##### Records supplied #####

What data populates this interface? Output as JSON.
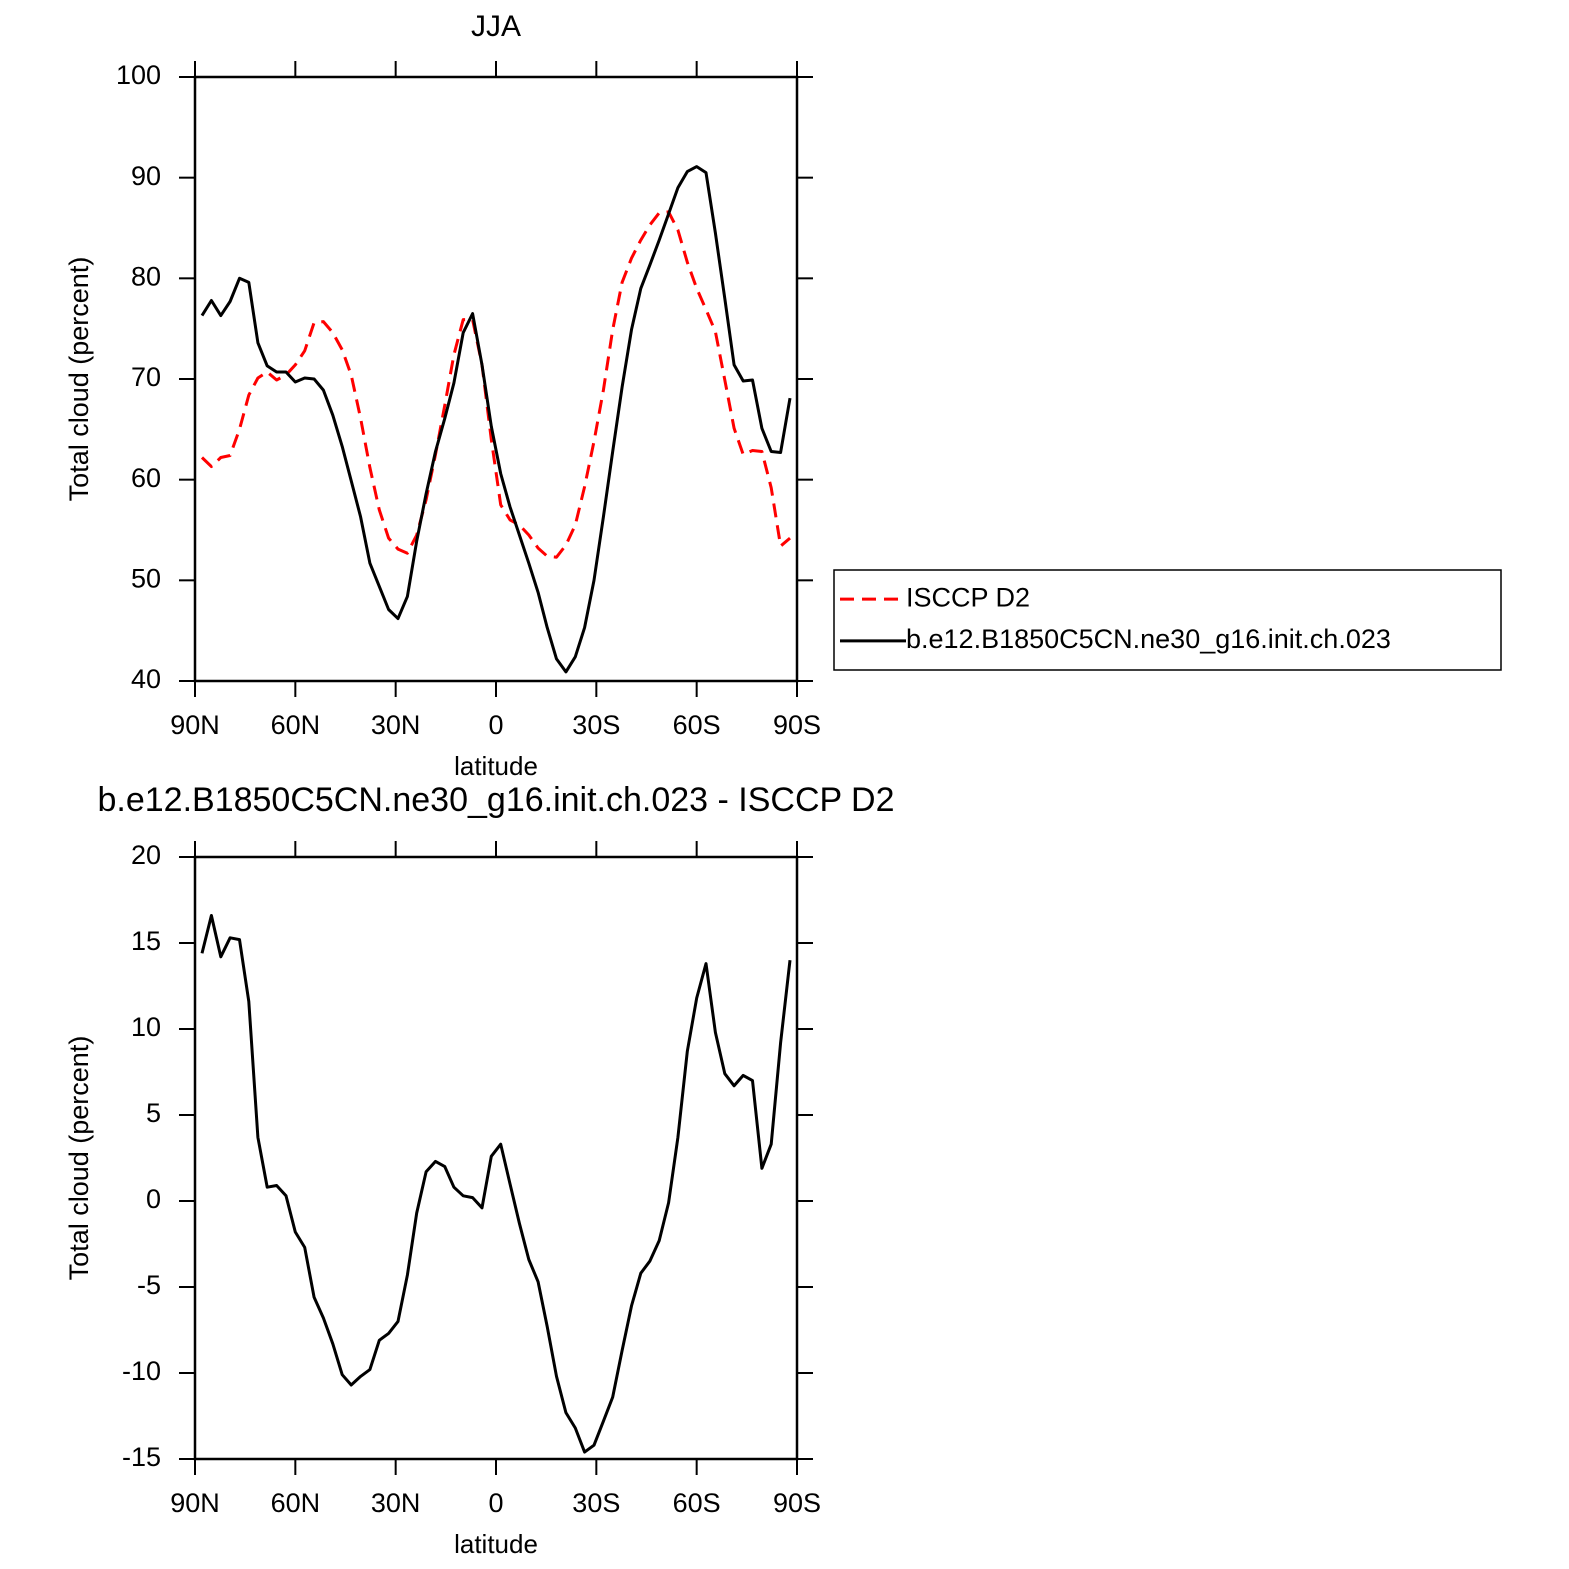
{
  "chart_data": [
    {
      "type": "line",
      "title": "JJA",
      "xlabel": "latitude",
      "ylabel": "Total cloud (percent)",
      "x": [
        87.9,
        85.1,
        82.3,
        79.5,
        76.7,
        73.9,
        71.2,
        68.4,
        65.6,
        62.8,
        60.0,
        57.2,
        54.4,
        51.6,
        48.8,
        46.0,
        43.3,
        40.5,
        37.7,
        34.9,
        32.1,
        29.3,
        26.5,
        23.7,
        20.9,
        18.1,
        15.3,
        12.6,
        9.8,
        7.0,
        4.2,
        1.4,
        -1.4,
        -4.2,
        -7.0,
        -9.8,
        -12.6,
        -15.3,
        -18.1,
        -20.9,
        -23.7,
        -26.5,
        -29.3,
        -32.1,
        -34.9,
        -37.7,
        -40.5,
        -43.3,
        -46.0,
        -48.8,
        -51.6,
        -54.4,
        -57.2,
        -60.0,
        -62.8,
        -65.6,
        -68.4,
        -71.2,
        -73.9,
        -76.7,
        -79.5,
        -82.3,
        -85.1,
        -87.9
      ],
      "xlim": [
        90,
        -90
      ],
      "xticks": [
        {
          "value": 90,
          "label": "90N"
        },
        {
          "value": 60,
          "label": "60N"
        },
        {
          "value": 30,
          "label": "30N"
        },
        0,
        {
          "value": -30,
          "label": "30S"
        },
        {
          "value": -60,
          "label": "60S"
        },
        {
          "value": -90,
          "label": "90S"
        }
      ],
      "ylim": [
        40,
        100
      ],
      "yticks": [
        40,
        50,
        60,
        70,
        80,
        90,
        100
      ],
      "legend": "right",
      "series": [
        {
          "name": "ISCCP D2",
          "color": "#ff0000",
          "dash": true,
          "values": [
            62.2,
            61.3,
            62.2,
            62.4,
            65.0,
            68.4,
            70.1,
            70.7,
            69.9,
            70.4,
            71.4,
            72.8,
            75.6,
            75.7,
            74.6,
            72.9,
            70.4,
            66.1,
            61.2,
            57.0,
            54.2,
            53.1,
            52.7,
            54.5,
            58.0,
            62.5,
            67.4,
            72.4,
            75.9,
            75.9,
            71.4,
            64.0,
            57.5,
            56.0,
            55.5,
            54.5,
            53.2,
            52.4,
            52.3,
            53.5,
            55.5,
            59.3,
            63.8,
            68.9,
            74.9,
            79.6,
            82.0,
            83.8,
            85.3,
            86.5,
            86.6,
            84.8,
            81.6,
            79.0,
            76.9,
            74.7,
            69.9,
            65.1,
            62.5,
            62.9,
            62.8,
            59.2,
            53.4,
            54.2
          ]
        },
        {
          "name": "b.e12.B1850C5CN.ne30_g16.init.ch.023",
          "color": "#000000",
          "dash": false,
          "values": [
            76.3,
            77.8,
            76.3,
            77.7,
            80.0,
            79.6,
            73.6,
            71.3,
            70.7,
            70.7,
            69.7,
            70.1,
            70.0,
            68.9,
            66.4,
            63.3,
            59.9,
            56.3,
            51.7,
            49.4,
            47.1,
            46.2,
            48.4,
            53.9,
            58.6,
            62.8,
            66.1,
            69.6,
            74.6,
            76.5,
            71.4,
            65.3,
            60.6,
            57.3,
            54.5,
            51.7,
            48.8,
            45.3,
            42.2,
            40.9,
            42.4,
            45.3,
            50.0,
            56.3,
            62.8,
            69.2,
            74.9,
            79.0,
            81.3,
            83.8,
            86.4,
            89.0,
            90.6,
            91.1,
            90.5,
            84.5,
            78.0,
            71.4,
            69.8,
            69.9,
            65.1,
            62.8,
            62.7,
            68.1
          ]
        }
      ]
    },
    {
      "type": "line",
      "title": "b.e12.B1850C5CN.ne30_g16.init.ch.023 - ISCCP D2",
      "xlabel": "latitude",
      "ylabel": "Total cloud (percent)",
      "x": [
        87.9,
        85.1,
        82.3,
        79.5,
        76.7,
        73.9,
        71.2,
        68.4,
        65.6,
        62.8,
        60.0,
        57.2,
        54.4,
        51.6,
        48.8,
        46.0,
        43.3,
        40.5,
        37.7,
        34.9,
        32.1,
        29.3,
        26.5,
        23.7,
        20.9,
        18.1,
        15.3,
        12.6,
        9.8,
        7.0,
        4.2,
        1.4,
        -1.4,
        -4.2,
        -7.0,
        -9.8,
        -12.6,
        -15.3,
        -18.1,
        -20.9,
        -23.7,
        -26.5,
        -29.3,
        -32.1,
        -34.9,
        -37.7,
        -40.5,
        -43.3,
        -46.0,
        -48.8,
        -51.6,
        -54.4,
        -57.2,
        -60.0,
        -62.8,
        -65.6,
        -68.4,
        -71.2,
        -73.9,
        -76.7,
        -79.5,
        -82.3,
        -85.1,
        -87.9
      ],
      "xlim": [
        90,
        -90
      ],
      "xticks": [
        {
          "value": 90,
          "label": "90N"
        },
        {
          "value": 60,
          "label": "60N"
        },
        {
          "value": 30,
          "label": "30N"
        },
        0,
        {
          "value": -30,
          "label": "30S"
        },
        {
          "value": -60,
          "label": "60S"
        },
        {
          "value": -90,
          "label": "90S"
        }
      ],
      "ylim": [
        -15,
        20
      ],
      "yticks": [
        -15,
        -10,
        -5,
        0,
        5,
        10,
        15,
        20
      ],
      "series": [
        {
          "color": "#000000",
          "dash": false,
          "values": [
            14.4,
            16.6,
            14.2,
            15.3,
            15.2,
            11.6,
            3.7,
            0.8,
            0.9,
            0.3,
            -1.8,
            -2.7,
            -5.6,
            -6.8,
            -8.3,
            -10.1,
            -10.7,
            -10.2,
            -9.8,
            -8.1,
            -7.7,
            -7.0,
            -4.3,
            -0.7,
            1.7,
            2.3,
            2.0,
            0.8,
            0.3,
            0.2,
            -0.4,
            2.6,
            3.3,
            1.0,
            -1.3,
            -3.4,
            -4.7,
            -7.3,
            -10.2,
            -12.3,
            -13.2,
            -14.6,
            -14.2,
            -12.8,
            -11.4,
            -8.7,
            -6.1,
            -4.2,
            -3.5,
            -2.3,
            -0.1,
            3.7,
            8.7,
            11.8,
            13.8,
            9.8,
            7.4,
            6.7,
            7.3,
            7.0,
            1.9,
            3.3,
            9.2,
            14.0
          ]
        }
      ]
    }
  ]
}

#####

Directions >>
Omit the images and transcribe all of the records above word for word.

Task result >>
What data populates this interface? Output as JSON.
{
  "chart_data": [
    {
      "type": "line",
      "title": "JJA",
      "xlabel": "latitude",
      "ylabel": "Total cloud (percent)",
      "x": [
        87.9,
        85.1,
        82.3,
        79.5,
        76.7,
        73.9,
        71.2,
        68.4,
        65.6,
        62.8,
        60.0,
        57.2,
        54.4,
        51.6,
        48.8,
        46.0,
        43.3,
        40.5,
        37.7,
        34.9,
        32.1,
        29.3,
        26.5,
        23.7,
        20.9,
        18.1,
        15.3,
        12.6,
        9.8,
        7.0,
        4.2,
        1.4,
        -1.4,
        -4.2,
        -7.0,
        -9.8,
        -12.6,
        -15.3,
        -18.1,
        -20.9,
        -23.7,
        -26.5,
        -29.3,
        -32.1,
        -34.9,
        -37.7,
        -40.5,
        -43.3,
        -46.0,
        -48.8,
        -51.6,
        -54.4,
        -57.2,
        -60.0,
        -62.8,
        -65.6,
        -68.4,
        -71.2,
        -73.9,
        -76.7,
        -79.5,
        -82.3,
        -85.1,
        -87.9
      ],
      "xlim": [
        90,
        -90
      ],
      "xticks": [
        {
          "value": 90,
          "label": "90N"
        },
        {
          "value": 60,
          "label": "60N"
        },
        {
          "value": 30,
          "label": "30N"
        },
        0,
        {
          "value": -30,
          "label": "30S"
        },
        {
          "value": -60,
          "label": "60S"
        },
        {
          "value": -90,
          "label": "90S"
        }
      ],
      "ylim": [
        40,
        100
      ],
      "yticks": [
        40,
        50,
        60,
        70,
        80,
        90,
        100
      ],
      "legend": "right",
      "series": [
        {
          "name": "ISCCP D2",
          "color": "#ff0000",
          "dash": true,
          "values": [
            62.2,
            61.3,
            62.2,
            62.4,
            65.0,
            68.4,
            70.1,
            70.7,
            69.9,
            70.4,
            71.4,
            72.8,
            75.6,
            75.7,
            74.6,
            72.9,
            70.4,
            66.1,
            61.2,
            57.0,
            54.2,
            53.1,
            52.7,
            54.5,
            58.0,
            62.5,
            67.4,
            72.4,
            75.9,
            75.9,
            71.4,
            64.0,
            57.5,
            56.0,
            55.5,
            54.5,
            53.2,
            52.4,
            52.3,
            53.5,
            55.5,
            59.3,
            63.8,
            68.9,
            74.9,
            79.6,
            82.0,
            83.8,
            85.3,
            86.5,
            86.6,
            84.8,
            81.6,
            79.0,
            76.9,
            74.7,
            69.9,
            65.1,
            62.5,
            62.9,
            62.8,
            59.2,
            53.4,
            54.2
          ]
        },
        {
          "name": "b.e12.B1850C5CN.ne30_g16.init.ch.023",
          "color": "#000000",
          "dash": false,
          "values": [
            76.3,
            77.8,
            76.3,
            77.7,
            80.0,
            79.6,
            73.6,
            71.3,
            70.7,
            70.7,
            69.7,
            70.1,
            70.0,
            68.9,
            66.4,
            63.3,
            59.9,
            56.3,
            51.7,
            49.4,
            47.1,
            46.2,
            48.4,
            53.9,
            58.6,
            62.8,
            66.1,
            69.6,
            74.6,
            76.5,
            71.4,
            65.3,
            60.6,
            57.3,
            54.5,
            51.7,
            48.8,
            45.3,
            42.2,
            40.9,
            42.4,
            45.3,
            50.0,
            56.3,
            62.8,
            69.2,
            74.9,
            79.0,
            81.3,
            83.8,
            86.4,
            89.0,
            90.6,
            91.1,
            90.5,
            84.5,
            78.0,
            71.4,
            69.8,
            69.9,
            65.1,
            62.8,
            62.7,
            68.1
          ]
        }
      ]
    },
    {
      "type": "line",
      "title": "b.e12.B1850C5CN.ne30_g16.init.ch.023 - ISCCP D2",
      "xlabel": "latitude",
      "ylabel": "Total cloud (percent)",
      "x": [
        87.9,
        85.1,
        82.3,
        79.5,
        76.7,
        73.9,
        71.2,
        68.4,
        65.6,
        62.8,
        60.0,
        57.2,
        54.4,
        51.6,
        48.8,
        46.0,
        43.3,
        40.5,
        37.7,
        34.9,
        32.1,
        29.3,
        26.5,
        23.7,
        20.9,
        18.1,
        15.3,
        12.6,
        9.8,
        7.0,
        4.2,
        1.4,
        -1.4,
        -4.2,
        -7.0,
        -9.8,
        -12.6,
        -15.3,
        -18.1,
        -20.9,
        -23.7,
        -26.5,
        -29.3,
        -32.1,
        -34.9,
        -37.7,
        -40.5,
        -43.3,
        -46.0,
        -48.8,
        -51.6,
        -54.4,
        -57.2,
        -60.0,
        -62.8,
        -65.6,
        -68.4,
        -71.2,
        -73.9,
        -76.7,
        -79.5,
        -82.3,
        -85.1,
        -87.9
      ],
      "xlim": [
        90,
        -90
      ],
      "xticks": [
        {
          "value": 90,
          "label": "90N"
        },
        {
          "value": 60,
          "label": "60N"
        },
        {
          "value": 30,
          "label": "30N"
        },
        0,
        {
          "value": -30,
          "label": "30S"
        },
        {
          "value": -60,
          "label": "60S"
        },
        {
          "value": -90,
          "label": "90S"
        }
      ],
      "ylim": [
        -15,
        20
      ],
      "yticks": [
        -15,
        -10,
        -5,
        0,
        5,
        10,
        15,
        20
      ],
      "series": [
        {
          "color": "#000000",
          "dash": false,
          "values": [
            14.4,
            16.6,
            14.2,
            15.3,
            15.2,
            11.6,
            3.7,
            0.8,
            0.9,
            0.3,
            -1.8,
            -2.7,
            -5.6,
            -6.8,
            -8.3,
            -10.1,
            -10.7,
            -10.2,
            -9.8,
            -8.1,
            -7.7,
            -7.0,
            -4.3,
            -0.7,
            1.7,
            2.3,
            2.0,
            0.8,
            0.3,
            0.2,
            -0.4,
            2.6,
            3.3,
            1.0,
            -1.3,
            -3.4,
            -4.7,
            -7.3,
            -10.2,
            -12.3,
            -13.2,
            -14.6,
            -14.2,
            -12.8,
            -11.4,
            -8.7,
            -6.1,
            -4.2,
            -3.5,
            -2.3,
            -0.1,
            3.7,
            8.7,
            11.8,
            13.8,
            9.8,
            7.4,
            6.7,
            7.3,
            7.0,
            1.9,
            3.3,
            9.2,
            14.0
          ]
        }
      ]
    }
  ]
}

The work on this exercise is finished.